### Excerpt provided
+---+

AI-Guided Discovery of Novel Ionic Liquid Solvents for Industrial CO2 Capture
Davide Garbelotto, Alexander Lobo, Urvi Awasthi, Oleg Medvedev, Srayanta Mukherjee, Anton Aristov, Konstantin Polunin, Alex De Mur, Leonid Zhukov, Azad Huseynov, Murad Abdullayev
TL;DR
The paper tackles the challenge of finding refinery-appropriate CO$_2$ capture solvents with lower regeneration energy and reduced corrosion by leveraging an AI-driven, modular five-stage pipeline. It combines candidate IL generation, a GNN-based predictor for temperature- and pressure-dependent CO$_2$ solubility and viscosity, Van’t Hoff thermodynamic post-processing to derive working capacity and regeneration energy, Pareto-front optimization, and synthesis-feasibility filtering to identify practical IL candidates. The study screens over 400k ILs and highlights 36 that are synthesis-feasible and offer favorable trade-offs, including potential 5–10% OPEX savings and up to 10% CAPEX reductions, while revealing chemical trends across cation/anion families. This approach provides a scalable, interpretable framework to accelerate industrial deployment of IL solvents for CO$_2$ capture and guides subsequent experimental validation and pilot testing.

+---+

Using the summary of the ionic liquid CO2 capture paper, answer:
(a) What kind of model predicts CO2 solubility and viscosity in the pipeline?
(b) How many ionic liquids does the study screen?
(c) Up to what CAPEX reduction do the highlighted candidates potentially offer?

+---+

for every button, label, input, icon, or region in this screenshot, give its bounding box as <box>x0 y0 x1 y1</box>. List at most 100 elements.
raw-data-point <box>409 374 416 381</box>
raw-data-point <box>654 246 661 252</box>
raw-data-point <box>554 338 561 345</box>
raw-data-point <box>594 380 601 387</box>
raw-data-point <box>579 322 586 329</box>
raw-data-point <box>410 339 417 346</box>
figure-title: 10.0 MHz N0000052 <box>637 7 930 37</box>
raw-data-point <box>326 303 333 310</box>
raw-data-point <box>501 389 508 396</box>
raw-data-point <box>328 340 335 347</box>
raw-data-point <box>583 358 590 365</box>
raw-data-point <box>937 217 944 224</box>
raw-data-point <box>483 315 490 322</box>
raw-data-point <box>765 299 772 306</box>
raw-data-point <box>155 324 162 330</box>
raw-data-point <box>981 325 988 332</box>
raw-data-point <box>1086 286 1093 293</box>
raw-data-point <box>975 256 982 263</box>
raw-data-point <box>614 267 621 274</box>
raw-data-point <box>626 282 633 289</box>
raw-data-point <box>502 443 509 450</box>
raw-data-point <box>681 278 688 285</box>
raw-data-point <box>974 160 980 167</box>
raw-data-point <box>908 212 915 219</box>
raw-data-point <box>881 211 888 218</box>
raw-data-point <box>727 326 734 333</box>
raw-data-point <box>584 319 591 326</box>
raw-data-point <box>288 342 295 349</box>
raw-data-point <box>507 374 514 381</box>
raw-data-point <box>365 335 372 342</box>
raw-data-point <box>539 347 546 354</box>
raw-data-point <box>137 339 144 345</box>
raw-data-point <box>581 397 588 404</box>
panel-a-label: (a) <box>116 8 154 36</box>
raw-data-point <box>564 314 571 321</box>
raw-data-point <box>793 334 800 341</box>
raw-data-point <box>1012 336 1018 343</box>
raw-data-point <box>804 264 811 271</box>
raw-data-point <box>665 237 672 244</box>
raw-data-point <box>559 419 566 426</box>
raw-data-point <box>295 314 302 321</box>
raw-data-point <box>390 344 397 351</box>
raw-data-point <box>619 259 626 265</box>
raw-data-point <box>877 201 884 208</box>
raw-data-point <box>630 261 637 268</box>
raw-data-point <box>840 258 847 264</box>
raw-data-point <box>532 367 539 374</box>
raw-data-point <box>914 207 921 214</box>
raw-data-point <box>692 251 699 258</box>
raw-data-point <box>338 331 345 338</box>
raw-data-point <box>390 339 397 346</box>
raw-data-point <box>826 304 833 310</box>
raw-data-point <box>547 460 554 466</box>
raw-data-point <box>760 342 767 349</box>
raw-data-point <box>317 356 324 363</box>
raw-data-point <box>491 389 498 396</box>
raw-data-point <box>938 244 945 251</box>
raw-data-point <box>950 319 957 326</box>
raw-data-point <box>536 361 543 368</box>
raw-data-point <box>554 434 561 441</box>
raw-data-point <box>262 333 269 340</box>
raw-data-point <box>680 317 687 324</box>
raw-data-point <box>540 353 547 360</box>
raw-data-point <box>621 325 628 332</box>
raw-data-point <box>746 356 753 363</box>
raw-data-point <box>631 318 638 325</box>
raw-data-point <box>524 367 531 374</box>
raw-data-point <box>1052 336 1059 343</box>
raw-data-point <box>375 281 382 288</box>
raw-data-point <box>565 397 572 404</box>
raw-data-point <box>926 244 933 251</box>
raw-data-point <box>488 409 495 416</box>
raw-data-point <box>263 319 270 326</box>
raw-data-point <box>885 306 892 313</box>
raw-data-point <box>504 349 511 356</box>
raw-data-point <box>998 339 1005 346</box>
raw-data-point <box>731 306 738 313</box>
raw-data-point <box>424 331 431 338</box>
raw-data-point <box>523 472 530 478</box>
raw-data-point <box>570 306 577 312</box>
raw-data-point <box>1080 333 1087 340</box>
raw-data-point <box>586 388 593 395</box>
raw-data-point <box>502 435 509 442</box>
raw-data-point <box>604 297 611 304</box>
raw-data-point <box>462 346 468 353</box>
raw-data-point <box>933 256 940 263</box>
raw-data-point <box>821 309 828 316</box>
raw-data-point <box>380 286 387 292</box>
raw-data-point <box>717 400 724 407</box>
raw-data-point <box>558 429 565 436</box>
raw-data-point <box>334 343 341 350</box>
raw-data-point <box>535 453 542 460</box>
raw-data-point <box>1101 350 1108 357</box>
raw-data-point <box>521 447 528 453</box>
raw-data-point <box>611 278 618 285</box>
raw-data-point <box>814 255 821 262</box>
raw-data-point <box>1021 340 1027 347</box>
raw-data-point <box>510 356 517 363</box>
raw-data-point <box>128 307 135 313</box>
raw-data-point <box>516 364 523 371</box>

+---+

### The completed task
(a) A GNN-based predictor
(b) Over 400k
(c) Up to 10%